GIVEN PROBLEM: Where the word "icon" occurs in a line, return that line.

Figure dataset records
• • • •
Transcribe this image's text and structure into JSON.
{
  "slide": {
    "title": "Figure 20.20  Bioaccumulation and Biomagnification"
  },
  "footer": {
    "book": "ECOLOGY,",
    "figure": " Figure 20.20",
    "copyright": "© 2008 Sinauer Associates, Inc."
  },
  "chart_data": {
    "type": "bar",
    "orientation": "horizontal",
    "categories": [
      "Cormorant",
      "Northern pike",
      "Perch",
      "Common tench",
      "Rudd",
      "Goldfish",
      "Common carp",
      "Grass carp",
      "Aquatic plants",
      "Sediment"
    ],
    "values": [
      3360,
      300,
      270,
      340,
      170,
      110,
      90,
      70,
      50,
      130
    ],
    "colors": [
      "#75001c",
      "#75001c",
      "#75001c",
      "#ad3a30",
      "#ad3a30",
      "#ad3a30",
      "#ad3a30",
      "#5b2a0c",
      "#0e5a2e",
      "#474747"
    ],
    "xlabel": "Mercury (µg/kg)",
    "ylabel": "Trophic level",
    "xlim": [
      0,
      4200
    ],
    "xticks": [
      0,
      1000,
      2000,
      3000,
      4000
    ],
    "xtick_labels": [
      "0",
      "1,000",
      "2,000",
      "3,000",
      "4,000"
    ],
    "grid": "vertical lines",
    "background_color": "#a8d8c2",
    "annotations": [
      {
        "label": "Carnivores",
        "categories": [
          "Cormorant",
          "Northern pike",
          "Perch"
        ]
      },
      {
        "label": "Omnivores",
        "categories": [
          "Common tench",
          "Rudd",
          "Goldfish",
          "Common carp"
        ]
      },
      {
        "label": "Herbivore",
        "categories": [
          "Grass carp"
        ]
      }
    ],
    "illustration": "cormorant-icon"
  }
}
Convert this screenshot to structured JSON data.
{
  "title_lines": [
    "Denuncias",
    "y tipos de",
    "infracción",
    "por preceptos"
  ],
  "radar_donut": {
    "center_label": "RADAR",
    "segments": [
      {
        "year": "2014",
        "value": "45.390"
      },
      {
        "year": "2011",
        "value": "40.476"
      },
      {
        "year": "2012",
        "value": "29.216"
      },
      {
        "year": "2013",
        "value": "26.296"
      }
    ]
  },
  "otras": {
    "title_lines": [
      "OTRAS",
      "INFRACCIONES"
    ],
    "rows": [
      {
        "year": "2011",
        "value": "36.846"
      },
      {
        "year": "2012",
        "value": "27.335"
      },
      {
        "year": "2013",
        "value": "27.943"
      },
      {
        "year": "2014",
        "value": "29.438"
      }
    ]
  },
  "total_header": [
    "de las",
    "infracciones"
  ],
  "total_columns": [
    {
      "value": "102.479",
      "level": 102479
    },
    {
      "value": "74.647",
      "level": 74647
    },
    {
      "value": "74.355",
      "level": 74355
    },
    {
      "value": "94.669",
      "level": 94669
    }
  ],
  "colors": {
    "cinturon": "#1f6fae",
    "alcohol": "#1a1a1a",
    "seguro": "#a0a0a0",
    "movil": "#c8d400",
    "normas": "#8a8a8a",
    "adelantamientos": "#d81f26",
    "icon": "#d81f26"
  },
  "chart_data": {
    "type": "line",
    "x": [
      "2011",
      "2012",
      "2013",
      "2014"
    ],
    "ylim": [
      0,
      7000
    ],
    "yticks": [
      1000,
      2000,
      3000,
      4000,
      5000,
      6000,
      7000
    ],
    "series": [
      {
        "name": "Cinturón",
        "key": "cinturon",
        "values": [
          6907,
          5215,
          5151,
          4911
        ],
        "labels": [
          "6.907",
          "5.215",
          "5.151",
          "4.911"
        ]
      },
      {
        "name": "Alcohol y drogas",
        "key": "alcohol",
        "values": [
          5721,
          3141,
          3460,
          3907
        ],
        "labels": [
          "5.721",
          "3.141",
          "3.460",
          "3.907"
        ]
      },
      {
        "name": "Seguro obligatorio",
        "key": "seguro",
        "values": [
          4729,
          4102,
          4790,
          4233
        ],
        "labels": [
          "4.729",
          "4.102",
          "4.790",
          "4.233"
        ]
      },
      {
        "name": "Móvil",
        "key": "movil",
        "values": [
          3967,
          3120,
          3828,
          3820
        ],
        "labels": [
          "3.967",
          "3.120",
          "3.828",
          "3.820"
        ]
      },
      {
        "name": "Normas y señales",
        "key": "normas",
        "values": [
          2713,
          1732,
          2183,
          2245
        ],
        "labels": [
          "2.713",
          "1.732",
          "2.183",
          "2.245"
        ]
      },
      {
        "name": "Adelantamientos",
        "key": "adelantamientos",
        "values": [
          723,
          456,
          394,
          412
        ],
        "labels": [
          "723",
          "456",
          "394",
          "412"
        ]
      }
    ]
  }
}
• • • •
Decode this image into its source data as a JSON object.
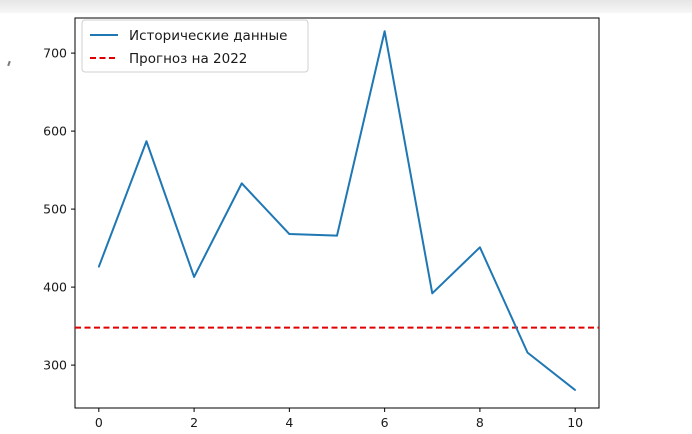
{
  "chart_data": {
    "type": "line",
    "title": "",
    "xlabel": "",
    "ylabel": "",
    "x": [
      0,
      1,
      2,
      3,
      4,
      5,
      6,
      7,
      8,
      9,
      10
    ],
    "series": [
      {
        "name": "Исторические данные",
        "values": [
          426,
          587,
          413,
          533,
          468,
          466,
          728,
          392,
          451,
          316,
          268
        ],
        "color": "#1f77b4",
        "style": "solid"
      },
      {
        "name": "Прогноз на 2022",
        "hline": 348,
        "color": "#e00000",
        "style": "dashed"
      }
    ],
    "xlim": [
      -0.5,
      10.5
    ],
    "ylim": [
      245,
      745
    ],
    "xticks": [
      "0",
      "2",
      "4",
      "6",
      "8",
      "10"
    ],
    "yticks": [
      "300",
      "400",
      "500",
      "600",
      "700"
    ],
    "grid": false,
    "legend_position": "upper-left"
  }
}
• • • •
SOLVED PROBLEM:
    "illustration": "cormorant-icon"
    "icon": "#d81f26"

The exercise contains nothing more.